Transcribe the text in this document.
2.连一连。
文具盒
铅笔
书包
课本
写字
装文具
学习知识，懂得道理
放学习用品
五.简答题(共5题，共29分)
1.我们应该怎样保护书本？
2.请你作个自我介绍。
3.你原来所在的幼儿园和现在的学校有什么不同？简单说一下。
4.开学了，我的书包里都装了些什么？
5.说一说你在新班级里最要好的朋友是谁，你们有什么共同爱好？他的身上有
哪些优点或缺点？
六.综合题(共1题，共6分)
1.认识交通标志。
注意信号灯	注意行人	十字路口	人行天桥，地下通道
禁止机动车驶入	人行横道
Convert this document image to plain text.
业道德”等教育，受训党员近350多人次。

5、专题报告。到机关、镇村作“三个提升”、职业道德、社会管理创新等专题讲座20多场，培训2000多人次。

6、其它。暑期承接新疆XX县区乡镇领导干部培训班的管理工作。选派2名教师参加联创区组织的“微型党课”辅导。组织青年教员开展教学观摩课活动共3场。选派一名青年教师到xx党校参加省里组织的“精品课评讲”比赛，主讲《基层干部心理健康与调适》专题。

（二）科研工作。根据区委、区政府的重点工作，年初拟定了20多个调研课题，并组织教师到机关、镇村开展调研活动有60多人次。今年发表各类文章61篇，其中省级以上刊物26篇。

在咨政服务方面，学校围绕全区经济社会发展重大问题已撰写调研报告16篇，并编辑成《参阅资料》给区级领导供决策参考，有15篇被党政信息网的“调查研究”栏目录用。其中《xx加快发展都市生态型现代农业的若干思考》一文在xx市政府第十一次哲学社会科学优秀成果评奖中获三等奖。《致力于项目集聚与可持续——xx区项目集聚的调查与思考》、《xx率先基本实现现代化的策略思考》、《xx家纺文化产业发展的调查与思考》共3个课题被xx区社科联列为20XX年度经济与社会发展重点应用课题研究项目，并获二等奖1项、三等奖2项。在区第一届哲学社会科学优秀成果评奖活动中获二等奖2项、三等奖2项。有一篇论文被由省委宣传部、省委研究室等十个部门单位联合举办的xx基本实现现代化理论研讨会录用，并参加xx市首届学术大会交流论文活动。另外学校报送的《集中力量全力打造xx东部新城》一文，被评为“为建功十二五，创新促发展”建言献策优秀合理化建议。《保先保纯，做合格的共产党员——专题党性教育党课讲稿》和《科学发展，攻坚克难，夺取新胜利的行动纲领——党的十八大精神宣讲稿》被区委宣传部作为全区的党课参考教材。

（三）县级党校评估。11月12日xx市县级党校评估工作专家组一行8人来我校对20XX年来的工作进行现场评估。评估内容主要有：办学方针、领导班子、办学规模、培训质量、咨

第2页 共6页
·····
WHAT YOU SHOULD DO:
Return every record, word for word.

FULL RESPONSE:
Transcribe the text in this document.
2.连一连。
文具盒
铅笔
书包
课本
写字
装文具
学习知识，懂得道理
放学习用品
五.简答题(共5题，共29分)
1.我们应该怎样保护书本？
2.请你作个自我介绍。
3.你原来所在的幼儿园和现在的学校有什么不同？简单说一下。
4.开学了，我的书包里都装了些什么？
5.说一说你在新班级里最要好的朋友是谁，你们有什么共同爱好？他的身上有
哪些优点或缺点？
六.综合题(共1题，共6分)
1.认识交通标志。
注意信号灯	注意行人	十字路口	人行天桥，地下通道
禁止机动车驶入	人行横道
Convert this document image to plain text.
业道德”等教育，受训党员近350多人次。

5、专题报告。到机关、镇村作“三个提升”、职业道德、社会管理创新等专题讲座20多场，培训2000多人次。

6、其它。暑期承接新疆XX县区乡镇领导干部培训班的管理工作。选派2名教师参加联创区组织的“微型党课”辅导。组织青年教员开展教学观摩课活动共3场。选派一名青年教师到xx党校参加省里组织的“精品课评讲”比赛，主讲《基层干部心理健康与调适》专题。

（二）科研工作。根据区委、区政府的重点工作，年初拟定了20多个调研课题，并组织教师到机关、镇村开展调研活动有60多人次。今年发表各类文章61篇，其中省级以上刊物26篇。

在咨政服务方面，学校围绕全区经济社会发展重大问题已撰写调研报告16篇，并编辑成《参阅资料》给区级领导供决策参考，有15篇被党政信息网的“调查研究”栏目录用。其中《xx加快发展都市生态型现代农业的若干思考》一文在xx市政府第十一次哲学社会科学优秀成果评奖中获三等奖。《致力于项目集聚与可持续——xx区项目集聚的调查与思考》、《xx率先基本实现现代化的策略思考》、《xx家纺文化产业发展的调查与思考》共3个课题被xx区社科联列为20XX年度经济与社会发展重点应用课题研究项目，并获二等奖1项、三等奖2项。在区第一届哲学社会科学优秀成果评奖活动中获二等奖2项、三等奖2项。有一篇论文被由省委宣传部、省委研究室等十个部门单位联合举办的xx基本实现现代化理论研讨会录用，并参加xx市首届学术大会交流论文活动。另外学校报送的《集中力量全力打造xx东部新城》一文，被评为“为建功十二五，创新促发展”建言献策优秀合理化建议。《保先保纯，做合格的共产党员——专题党性教育党课讲稿》和《科学发展，攻坚克难，夺取新胜利的行动纲领——党的十八大精神宣讲稿》被区委宣传部作为全区的党课参考教材。

（三）县级党校评估。11月12日xx市县级党校评估工作专家组一行8人来我校对20XX年来的工作进行现场评估。评估内容主要有：办学方针、领导班子、办学规模、培训质量、咨

第2页 共6页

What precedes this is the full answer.